__The request__: What is the count of lines that hold the word "Defender"? Give only the number.

__Available records__:

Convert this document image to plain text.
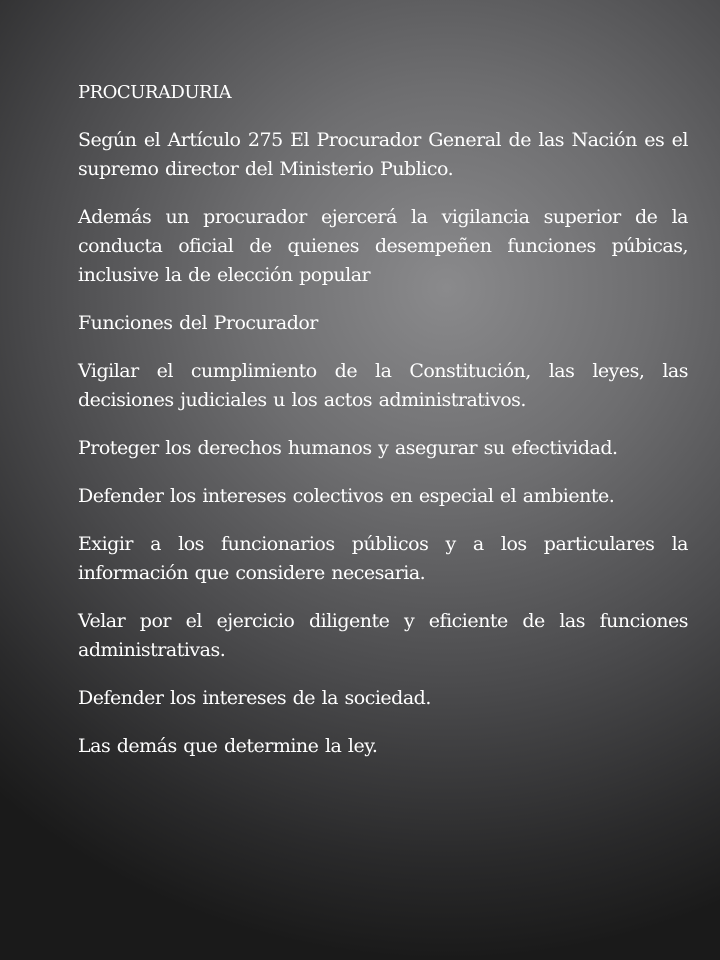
PROCURADURIA

Según el Artículo 275 El Procurador General de las Nación es el supremo director del Ministerio Publico.

Además un procurador ejercerá la vigilancia superior de la conducta oficial de quienes desempeñen funciones púbicas, inclusive la de elección popular

Funciones del Procurador

Vigilar el cumplimiento de la Constitución, las leyes, las decisiones judiciales u los actos administrativos.

Proteger los derechos humanos y asegurar su efectividad.

Defender los intereses colectivos en especial el ambiente.

Exigir a los funcionarios públicos y a los particulares la información que considere necesaria.

Velar por el ejercicio diligente y eficiente de las funciones administrativas.

Defender los intereses de la sociedad.

Las demás que determine la ley.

__Exercise result__: 2